## TO BE DONE
Under this task are some entries; return every one of them exactly.
═══ TASK DATA
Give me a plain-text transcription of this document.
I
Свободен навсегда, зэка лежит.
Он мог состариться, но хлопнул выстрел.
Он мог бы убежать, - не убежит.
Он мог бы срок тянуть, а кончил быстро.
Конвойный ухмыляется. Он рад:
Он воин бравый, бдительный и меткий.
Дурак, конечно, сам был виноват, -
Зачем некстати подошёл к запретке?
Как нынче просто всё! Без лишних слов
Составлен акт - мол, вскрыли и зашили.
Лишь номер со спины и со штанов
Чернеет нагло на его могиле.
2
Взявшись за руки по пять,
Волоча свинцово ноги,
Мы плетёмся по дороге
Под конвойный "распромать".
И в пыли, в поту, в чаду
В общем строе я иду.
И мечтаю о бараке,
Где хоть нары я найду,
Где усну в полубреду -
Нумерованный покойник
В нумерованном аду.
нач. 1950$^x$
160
══════
## THE REPLY
Give me a plain-text transcription of this document.
I
Свободен навсегда, зэка лежит.
Он мог состариться, но хлопнул выстрел.
Он мог бы убежать, - не убежит.
Он мог бы срок тянуть, а кончил быстро.
Конвойный ухмыляется. Он рад:
Он воин бравый, бдительный и меткий.
Дурак, конечно, сам был виноват, -
Зачем некстати подошёл к запретке?
Как нынче просто всё! Без лишних слов
Составлен акт - мол, вскрыли и зашили.
Лишь номер со спины и со штанов
Чернеет нагло на его могиле.
2
Взявшись за руки по пять,
Волоча свинцово ноги,
Мы плетёмся по дороге
Под конвойный "распромать".
И в пыли, в поту, в чаду
В общем строе я иду.
И мечтаю о бараке,
Где хоть нары я найду,
Где усну в полубреду -
Нумерованный покойник
В нумерованном аду.
нач. 1950$^x$
160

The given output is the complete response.